# WHAT IS REQUIRED:
Without the pictures, set down every line of the data exactly.

# LISTED ENTRIES:
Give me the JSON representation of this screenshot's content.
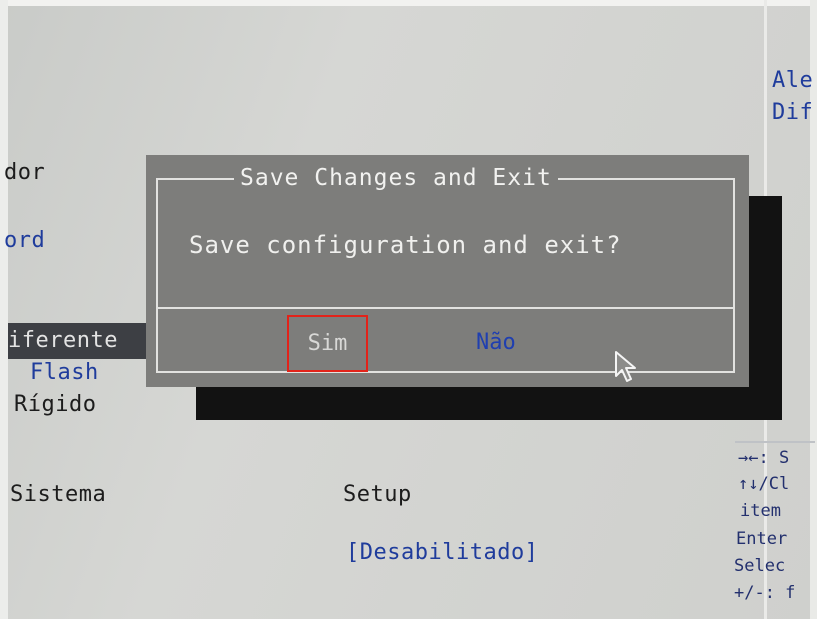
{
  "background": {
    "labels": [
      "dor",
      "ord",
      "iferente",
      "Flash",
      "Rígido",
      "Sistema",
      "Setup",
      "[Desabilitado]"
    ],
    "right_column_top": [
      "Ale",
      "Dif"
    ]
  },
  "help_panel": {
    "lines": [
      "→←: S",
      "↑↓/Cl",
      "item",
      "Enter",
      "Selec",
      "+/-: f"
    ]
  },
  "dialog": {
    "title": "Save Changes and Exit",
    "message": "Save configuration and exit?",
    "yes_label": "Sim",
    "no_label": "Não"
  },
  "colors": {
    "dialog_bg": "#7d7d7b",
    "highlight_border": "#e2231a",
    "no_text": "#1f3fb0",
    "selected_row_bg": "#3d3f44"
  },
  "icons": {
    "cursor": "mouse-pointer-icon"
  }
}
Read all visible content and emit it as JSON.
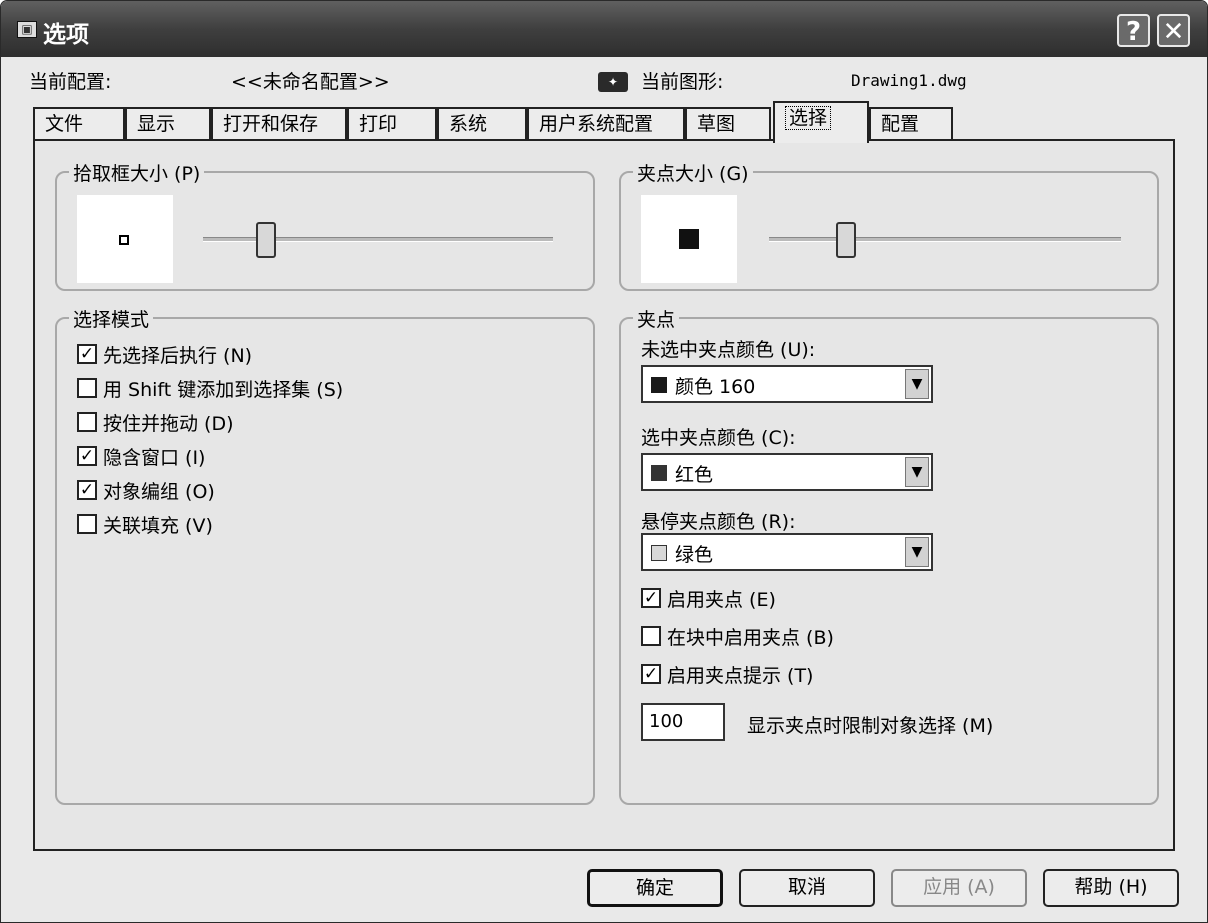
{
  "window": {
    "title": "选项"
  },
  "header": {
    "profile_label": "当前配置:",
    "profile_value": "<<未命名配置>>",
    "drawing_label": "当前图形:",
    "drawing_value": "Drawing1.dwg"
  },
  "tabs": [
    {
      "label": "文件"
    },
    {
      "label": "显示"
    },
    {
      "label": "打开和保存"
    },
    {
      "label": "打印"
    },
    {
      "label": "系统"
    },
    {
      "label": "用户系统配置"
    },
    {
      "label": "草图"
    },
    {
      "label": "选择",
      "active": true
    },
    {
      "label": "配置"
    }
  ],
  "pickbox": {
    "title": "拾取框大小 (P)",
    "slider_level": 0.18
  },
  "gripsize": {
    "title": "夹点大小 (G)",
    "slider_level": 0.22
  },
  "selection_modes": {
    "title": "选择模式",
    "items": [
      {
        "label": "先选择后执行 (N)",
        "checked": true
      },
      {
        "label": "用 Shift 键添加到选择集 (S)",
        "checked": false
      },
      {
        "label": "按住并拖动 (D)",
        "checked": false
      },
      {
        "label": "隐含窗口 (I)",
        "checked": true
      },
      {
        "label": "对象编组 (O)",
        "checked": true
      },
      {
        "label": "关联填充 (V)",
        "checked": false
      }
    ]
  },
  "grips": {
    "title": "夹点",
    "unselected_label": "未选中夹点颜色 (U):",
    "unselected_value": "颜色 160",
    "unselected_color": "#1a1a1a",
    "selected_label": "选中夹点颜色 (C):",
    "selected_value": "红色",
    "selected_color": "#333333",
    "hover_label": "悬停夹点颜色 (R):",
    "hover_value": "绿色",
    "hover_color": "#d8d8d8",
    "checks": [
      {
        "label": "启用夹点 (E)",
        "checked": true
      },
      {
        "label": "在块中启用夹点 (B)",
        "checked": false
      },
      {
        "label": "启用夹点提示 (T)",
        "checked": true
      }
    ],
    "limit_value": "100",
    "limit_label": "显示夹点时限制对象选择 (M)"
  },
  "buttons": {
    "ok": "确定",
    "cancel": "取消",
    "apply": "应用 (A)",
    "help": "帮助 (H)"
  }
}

# EXERCISE SOLUTION:
Give me the JSON representation of this screenshot's content.
{
  "background": {
    "labels": [
      "dor",
      "ord",
      "iferente",
      "Flash",
      "Rígido",
      "Sistema",
      "Setup",
      "[Desabilitado]"
    ],
    "right_column_top": [
      "Ale",
      "Dif"
    ]
  },
  "help_panel": {
    "lines": [
      "→←: S",
      "↑↓/Cl",
      "item",
      "Enter",
      "Selec",
      "+/-: f"
    ]
  },
  "dialog": {
    "title": "Save Changes and Exit",
    "message": "Save configuration and exit?",
    "yes_label": "Sim",
    "no_label": "Não"
  },
  "colors": {
    "dialog_bg": "#7d7d7b",
    "highlight_border": "#e2231a",
    "no_text": "#1f3fb0",
    "selected_row_bg": "#3d3f44"
  },
  "icons": {
    "cursor": "mouse-pointer-icon"
  }
}
Read all visible content and emit it as JSON.
{
  "window": {
    "title": "选项"
  },
  "header": {
    "profile_label": "当前配置:",
    "profile_value": "<<未命名配置>>",
    "drawing_label": "当前图形:",
    "drawing_value": "Drawing1.dwg"
  },
  "tabs": [
    {
      "label": "文件"
    },
    {
      "label": "显示"
    },
    {
      "label": "打开和保存"
    },
    {
      "label": "打印"
    },
    {
      "label": "系统"
    },
    {
      "label": "用户系统配置"
    },
    {
      "label": "草图"
    },
    {
      "label": "选择",
      "active": true
    },
    {
      "label": "配置"
    }
  ],
  "pickbox": {
    "title": "拾取框大小 (P)",
    "slider_level": 0.18
  },
  "gripsize": {
    "title": "夹点大小 (G)",
    "slider_level": 0.22
  },
  "selection_modes": {
    "title": "选择模式",
    "items": [
      {
        "label": "先选择后执行 (N)",
        "checked": true
      },
      {
        "label": "用 Shift 键添加到选择集 (S)",
        "checked": false
      },
      {
        "label": "按住并拖动 (D)",
        "checked": false
      },
      {
        "label": "隐含窗口 (I)",
        "checked": true
      },
      {
        "label": "对象编组 (O)",
        "checked": true
      },
      {
        "label": "关联填充 (V)",
        "checked": false
      }
    ]
  },
  "grips": {
    "title": "夹点",
    "unselected_label": "未选中夹点颜色 (U):",
    "unselected_value": "颜色 160",
    "unselected_color": "#1a1a1a",
    "selected_label": "选中夹点颜色 (C):",
    "selected_value": "红色",
    "selected_color": "#333333",
    "hover_label": "悬停夹点颜色 (R):",
    "hover_value": "绿色",
    "hover_color": "#d8d8d8",
    "checks": [
      {
        "label": "启用夹点 (E)",
        "checked": true
      },
      {
        "label": "在块中启用夹点 (B)",
        "checked": false
      },
      {
        "label": "启用夹点提示 (T)",
        "checked": true
      }
    ],
    "limit_value": "100",
    "limit_label": "显示夹点时限制对象选择 (M)"
  },
  "buttons": {
    "ok": "确定",
    "cancel": "取消",
    "apply": "应用 (A)",
    "help": "帮助 (H)"
  }
}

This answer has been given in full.